* Begin Source material *

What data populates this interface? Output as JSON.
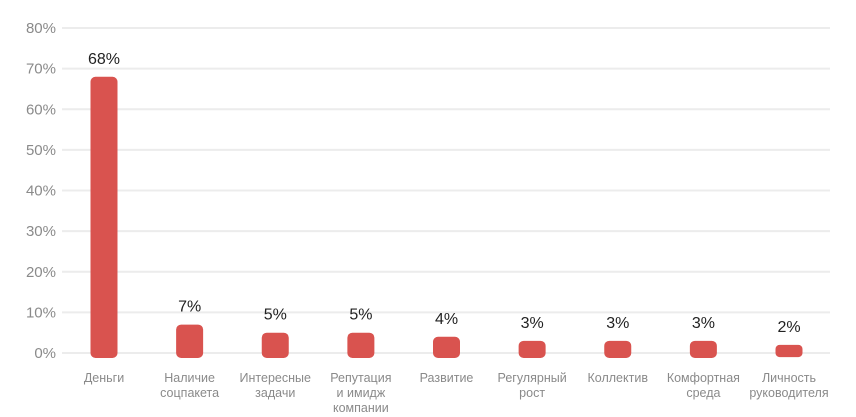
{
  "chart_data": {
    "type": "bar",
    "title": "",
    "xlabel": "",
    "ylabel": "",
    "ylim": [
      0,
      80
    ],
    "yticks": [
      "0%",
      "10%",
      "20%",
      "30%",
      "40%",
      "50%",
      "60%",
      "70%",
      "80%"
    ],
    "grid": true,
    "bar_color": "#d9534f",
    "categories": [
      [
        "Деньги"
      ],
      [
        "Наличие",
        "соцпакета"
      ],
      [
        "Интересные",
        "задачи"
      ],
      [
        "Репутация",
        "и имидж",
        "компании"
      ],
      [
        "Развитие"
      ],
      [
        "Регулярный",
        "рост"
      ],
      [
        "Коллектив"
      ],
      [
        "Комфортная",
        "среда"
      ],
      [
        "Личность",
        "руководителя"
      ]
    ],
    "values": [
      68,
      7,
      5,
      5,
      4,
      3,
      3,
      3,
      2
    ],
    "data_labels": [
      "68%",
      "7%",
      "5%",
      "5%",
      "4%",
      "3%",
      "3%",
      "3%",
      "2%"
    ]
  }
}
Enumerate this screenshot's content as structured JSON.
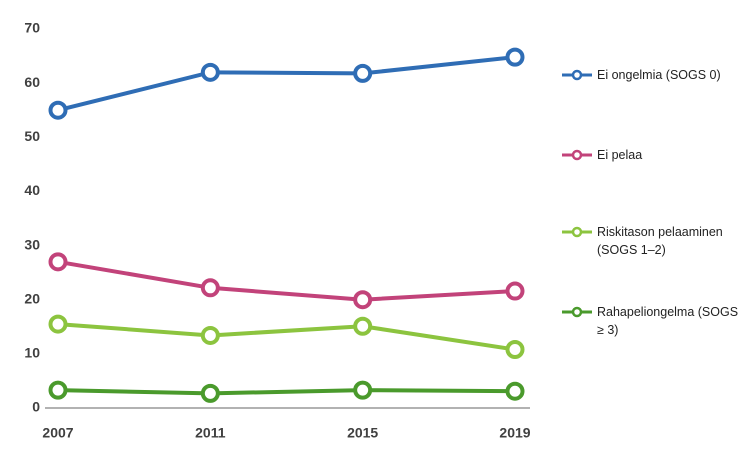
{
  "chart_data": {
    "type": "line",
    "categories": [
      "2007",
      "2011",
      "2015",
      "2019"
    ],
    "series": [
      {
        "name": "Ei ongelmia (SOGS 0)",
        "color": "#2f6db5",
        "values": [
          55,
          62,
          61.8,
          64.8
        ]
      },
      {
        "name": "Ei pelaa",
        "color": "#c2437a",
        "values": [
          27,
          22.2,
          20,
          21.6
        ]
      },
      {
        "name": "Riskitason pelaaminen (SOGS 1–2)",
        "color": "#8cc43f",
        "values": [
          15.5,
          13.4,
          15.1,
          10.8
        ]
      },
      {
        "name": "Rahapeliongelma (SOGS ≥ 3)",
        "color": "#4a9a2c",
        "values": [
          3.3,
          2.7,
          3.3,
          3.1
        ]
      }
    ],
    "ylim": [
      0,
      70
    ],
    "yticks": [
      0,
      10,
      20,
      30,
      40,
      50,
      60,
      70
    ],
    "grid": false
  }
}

* End Source material *

What to produce
Without the pictures, repeat exactly the lines running from the line containing "Enumerate this screenshot's" through the end of the data, both ends included.

Full solution
Enumerate this screenshot's content as structured JSON.
{
  "chart_data": {
    "type": "line",
    "categories": [
      "2007",
      "2011",
      "2015",
      "2019"
    ],
    "series": [
      {
        "name": "Ei ongelmia (SOGS 0)",
        "color": "#2f6db5",
        "values": [
          55,
          62,
          61.8,
          64.8
        ]
      },
      {
        "name": "Ei pelaa",
        "color": "#c2437a",
        "values": [
          27,
          22.2,
          20,
          21.6
        ]
      },
      {
        "name": "Riskitason pelaaminen (SOGS 1–2)",
        "color": "#8cc43f",
        "values": [
          15.5,
          13.4,
          15.1,
          10.8
        ]
      },
      {
        "name": "Rahapeliongelma (SOGS ≥ 3)",
        "color": "#4a9a2c",
        "values": [
          3.3,
          2.7,
          3.3,
          3.1
        ]
      }
    ],
    "ylim": [
      0,
      70
    ],
    "yticks": [
      0,
      10,
      20,
      30,
      40,
      50,
      60,
      70
    ],
    "grid": false
  }
}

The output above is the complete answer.